- Brief -
Take each line that has the word "this" and return it.

Excerpts from a figure dataset
------------------------------------------------------------
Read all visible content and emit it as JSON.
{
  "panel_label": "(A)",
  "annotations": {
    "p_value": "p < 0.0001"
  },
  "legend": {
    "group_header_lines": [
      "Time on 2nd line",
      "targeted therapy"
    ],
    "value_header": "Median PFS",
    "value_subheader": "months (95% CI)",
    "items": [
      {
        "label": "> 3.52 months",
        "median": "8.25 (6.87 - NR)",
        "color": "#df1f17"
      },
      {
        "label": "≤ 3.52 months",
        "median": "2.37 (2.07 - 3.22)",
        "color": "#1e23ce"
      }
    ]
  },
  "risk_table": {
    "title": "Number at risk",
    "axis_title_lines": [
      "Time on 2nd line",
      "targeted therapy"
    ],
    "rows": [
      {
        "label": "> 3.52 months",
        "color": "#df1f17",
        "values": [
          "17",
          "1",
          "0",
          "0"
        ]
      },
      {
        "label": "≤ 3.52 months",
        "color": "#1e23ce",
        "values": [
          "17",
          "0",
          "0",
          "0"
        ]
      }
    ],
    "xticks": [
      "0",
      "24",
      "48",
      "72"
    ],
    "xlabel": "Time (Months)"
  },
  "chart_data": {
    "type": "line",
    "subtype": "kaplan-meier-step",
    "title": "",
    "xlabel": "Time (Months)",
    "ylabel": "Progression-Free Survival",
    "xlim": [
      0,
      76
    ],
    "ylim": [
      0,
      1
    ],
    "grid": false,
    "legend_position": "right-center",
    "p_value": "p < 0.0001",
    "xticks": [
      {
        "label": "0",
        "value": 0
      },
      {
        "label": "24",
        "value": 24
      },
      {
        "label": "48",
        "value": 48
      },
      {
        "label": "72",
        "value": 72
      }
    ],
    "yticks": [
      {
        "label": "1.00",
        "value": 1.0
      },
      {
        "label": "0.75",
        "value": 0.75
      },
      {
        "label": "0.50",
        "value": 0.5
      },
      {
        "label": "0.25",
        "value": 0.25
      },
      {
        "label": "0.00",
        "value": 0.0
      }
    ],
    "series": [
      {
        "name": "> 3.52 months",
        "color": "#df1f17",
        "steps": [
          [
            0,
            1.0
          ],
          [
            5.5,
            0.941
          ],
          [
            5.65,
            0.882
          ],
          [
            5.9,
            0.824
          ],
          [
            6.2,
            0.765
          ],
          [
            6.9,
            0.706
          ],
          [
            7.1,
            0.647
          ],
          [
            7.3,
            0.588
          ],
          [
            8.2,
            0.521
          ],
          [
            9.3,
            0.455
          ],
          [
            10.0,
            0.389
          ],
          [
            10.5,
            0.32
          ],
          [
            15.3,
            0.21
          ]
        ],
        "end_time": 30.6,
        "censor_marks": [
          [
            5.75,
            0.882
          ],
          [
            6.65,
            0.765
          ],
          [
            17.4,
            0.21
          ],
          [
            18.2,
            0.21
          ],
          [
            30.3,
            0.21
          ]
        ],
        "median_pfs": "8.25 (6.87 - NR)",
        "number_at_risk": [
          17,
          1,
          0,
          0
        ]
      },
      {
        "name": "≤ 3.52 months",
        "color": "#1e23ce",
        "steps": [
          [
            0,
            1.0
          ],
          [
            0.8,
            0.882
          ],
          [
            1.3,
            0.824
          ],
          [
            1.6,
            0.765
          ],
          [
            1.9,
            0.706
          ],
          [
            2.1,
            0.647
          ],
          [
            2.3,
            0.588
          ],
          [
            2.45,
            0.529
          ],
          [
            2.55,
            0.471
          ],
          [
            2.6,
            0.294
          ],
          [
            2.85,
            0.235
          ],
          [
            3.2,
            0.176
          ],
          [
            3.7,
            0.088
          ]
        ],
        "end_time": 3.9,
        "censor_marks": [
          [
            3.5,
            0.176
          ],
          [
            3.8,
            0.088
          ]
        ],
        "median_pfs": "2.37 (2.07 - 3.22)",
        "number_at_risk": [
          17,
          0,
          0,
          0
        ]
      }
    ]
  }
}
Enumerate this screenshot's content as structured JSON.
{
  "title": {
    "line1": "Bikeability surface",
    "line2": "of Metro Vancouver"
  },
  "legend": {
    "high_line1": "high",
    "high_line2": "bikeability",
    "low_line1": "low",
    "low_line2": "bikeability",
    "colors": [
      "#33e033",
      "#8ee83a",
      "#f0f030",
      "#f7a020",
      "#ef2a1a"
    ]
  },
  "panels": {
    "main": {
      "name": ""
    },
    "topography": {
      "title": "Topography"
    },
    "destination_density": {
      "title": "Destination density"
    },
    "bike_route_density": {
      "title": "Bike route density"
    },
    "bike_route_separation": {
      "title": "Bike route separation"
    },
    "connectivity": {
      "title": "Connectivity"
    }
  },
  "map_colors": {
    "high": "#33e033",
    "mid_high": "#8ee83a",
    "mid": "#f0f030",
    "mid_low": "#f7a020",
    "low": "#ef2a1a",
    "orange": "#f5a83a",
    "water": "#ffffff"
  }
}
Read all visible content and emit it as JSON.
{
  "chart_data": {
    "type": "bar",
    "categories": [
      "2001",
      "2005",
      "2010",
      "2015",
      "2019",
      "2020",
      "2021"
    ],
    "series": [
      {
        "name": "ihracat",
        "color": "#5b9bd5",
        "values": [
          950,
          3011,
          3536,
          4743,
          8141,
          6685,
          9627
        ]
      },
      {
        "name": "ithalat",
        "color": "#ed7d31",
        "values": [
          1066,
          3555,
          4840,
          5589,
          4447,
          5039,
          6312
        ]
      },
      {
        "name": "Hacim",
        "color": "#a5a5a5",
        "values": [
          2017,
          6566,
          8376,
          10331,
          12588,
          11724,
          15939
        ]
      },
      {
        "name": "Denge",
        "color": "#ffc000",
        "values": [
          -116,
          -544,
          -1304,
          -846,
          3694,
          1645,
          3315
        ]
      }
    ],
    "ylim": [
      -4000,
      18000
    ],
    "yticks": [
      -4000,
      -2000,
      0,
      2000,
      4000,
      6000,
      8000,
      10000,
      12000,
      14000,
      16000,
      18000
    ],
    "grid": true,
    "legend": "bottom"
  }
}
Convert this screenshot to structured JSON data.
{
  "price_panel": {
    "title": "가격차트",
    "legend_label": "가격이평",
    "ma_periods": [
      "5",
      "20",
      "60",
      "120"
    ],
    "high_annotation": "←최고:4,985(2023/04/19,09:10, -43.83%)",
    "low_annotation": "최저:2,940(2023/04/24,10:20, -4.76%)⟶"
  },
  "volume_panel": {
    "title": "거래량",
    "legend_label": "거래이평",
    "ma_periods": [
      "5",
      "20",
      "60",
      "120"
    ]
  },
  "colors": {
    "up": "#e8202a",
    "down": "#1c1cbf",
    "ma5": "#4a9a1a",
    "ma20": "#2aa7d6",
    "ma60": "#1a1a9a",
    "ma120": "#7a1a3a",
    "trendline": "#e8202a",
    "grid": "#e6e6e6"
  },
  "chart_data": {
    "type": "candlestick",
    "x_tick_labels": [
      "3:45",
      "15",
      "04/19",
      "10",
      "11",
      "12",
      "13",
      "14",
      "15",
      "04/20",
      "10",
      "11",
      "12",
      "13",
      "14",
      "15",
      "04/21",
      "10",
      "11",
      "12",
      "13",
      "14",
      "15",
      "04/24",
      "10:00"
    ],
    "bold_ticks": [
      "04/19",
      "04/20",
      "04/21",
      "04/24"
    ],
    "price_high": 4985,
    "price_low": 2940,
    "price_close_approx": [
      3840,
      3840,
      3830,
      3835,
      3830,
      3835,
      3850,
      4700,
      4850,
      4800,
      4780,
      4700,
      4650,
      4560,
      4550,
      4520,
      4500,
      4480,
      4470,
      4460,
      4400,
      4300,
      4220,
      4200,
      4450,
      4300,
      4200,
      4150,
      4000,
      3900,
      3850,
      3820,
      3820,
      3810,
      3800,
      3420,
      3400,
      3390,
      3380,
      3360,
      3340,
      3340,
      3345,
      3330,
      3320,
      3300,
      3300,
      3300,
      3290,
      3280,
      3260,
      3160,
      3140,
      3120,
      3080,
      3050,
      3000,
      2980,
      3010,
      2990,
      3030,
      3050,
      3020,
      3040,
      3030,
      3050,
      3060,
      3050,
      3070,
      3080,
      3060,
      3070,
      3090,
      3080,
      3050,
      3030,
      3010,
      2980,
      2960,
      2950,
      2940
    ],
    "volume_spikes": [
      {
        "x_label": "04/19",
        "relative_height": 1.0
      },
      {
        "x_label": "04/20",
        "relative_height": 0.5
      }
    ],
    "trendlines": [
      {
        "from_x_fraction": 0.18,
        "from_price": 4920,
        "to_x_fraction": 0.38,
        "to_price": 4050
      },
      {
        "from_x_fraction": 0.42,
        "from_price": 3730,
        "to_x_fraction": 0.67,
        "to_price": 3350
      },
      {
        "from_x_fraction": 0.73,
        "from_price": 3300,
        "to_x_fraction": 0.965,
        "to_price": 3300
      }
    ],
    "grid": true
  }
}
------------------------------------------------------------
- Result of the exercise -
Enumerate this screenshot's content as structured JSON.
Convert this screenshot to structured JSON data.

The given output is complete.